### [DATA FOR PROCESSING]
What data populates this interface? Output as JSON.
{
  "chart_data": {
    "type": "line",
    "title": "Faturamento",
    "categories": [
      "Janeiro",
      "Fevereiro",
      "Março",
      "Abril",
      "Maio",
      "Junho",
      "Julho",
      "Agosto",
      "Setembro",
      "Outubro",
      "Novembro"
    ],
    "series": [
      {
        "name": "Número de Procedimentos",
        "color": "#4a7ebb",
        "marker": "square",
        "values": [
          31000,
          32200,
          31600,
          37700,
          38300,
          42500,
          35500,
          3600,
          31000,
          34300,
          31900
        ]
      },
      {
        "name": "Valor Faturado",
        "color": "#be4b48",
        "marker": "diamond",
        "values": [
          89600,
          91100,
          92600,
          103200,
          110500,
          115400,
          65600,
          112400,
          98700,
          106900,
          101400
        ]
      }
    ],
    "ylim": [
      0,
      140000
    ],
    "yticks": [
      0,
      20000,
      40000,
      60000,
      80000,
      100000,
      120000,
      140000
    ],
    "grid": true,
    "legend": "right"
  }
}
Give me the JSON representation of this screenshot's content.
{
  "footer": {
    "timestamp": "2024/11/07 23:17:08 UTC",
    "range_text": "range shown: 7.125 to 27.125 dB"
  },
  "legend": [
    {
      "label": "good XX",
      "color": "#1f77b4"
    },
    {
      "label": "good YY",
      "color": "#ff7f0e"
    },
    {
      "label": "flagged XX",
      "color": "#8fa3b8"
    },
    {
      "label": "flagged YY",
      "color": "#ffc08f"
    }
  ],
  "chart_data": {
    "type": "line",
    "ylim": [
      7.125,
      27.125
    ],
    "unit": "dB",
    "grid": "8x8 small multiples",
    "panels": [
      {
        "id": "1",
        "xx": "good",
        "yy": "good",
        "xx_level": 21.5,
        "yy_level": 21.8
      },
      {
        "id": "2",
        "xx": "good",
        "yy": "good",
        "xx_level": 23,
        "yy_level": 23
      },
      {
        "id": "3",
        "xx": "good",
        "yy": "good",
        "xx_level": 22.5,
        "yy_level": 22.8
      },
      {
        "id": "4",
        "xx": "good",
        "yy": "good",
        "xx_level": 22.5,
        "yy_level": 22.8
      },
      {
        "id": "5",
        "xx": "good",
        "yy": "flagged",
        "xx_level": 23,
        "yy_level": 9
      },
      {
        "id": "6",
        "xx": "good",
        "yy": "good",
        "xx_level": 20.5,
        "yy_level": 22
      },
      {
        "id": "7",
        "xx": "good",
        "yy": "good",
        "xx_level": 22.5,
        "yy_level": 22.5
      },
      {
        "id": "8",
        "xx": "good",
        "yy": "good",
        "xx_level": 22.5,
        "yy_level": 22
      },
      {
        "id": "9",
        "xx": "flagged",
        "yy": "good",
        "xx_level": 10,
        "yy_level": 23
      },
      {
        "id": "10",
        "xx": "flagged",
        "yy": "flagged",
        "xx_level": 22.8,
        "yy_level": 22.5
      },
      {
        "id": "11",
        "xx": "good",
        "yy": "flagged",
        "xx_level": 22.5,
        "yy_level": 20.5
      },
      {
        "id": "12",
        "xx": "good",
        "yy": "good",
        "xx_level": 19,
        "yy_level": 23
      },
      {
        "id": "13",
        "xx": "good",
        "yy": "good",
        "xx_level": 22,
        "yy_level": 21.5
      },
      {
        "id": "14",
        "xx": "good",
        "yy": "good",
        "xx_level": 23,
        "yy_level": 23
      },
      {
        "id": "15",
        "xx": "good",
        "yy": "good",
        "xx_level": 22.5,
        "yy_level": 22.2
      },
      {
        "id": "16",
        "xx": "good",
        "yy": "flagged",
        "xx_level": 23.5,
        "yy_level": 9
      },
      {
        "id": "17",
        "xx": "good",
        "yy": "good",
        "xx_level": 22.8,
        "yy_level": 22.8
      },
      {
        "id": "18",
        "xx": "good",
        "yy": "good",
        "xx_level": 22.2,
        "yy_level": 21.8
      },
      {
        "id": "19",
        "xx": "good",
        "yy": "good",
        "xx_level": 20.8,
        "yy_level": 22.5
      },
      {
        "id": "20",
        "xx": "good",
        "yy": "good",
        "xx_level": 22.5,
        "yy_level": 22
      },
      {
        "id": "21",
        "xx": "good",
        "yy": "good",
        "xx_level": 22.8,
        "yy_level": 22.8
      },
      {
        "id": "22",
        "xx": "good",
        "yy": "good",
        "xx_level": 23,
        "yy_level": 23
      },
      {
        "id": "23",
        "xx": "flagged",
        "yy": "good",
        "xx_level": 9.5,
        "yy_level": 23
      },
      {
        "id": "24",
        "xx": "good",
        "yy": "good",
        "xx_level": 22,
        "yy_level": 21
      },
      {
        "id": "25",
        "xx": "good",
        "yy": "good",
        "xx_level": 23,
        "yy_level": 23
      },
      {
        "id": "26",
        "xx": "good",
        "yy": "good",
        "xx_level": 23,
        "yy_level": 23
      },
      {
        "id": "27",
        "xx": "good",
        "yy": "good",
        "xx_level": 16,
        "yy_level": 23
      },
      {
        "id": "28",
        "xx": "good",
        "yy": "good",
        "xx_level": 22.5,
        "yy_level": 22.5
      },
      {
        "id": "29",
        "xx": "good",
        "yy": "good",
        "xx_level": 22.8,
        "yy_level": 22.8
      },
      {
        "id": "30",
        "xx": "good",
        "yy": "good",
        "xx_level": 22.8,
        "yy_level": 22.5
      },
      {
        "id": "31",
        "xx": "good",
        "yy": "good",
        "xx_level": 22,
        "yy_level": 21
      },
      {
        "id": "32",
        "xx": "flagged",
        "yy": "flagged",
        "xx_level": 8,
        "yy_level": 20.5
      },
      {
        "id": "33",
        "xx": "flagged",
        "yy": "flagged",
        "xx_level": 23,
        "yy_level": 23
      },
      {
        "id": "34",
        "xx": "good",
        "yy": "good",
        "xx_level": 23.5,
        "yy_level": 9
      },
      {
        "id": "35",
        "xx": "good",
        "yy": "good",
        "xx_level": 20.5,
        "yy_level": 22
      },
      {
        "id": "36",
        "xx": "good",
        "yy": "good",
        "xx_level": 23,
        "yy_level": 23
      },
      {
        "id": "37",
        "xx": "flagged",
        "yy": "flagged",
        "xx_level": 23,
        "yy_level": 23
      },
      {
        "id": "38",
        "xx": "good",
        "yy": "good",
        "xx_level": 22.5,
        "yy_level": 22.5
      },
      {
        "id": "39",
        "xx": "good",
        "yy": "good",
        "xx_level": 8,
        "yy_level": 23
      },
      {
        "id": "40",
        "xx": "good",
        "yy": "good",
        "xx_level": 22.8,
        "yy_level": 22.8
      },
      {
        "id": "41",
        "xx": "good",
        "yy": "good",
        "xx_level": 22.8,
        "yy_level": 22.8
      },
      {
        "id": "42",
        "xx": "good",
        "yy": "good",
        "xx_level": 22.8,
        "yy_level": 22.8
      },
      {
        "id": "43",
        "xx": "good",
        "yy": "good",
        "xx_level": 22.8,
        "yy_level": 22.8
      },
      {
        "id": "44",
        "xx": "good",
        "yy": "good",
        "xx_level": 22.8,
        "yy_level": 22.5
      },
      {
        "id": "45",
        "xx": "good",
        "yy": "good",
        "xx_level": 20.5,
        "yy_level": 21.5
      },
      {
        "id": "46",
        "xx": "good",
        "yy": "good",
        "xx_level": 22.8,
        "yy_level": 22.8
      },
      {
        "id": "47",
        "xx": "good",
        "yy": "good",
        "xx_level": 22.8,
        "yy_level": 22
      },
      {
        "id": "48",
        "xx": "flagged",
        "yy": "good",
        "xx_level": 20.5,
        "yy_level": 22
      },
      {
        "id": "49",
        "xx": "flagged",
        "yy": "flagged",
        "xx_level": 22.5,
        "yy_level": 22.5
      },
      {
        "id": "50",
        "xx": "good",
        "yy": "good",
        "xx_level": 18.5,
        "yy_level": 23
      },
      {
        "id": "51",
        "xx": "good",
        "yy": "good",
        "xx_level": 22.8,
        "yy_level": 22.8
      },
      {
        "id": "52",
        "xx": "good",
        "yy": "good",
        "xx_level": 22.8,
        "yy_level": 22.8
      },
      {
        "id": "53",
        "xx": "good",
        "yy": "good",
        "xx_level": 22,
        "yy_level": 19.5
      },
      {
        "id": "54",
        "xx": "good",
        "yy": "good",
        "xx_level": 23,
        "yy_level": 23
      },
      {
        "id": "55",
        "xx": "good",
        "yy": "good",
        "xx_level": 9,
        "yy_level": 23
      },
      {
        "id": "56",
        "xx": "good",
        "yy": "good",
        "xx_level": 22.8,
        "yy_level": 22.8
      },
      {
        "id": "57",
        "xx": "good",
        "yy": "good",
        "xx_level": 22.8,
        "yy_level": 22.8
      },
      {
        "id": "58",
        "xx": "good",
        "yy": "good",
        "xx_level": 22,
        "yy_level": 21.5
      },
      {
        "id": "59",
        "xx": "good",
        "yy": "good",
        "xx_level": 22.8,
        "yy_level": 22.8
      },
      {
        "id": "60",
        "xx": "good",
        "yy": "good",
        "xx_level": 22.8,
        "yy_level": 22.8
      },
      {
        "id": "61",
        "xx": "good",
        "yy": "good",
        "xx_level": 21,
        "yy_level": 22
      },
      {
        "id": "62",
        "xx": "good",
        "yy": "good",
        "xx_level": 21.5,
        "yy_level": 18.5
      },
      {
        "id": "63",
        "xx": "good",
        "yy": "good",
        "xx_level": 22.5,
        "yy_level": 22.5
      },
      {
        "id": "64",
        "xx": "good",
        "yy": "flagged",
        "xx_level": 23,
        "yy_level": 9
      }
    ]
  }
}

### [EXERCISE]
List each line in the listing that contains the string "JSON".

### [SOLUTION TO THIS TASK]
What data populates this interface? Output as JSON.
Give me the JSON representation of this screenshot's content.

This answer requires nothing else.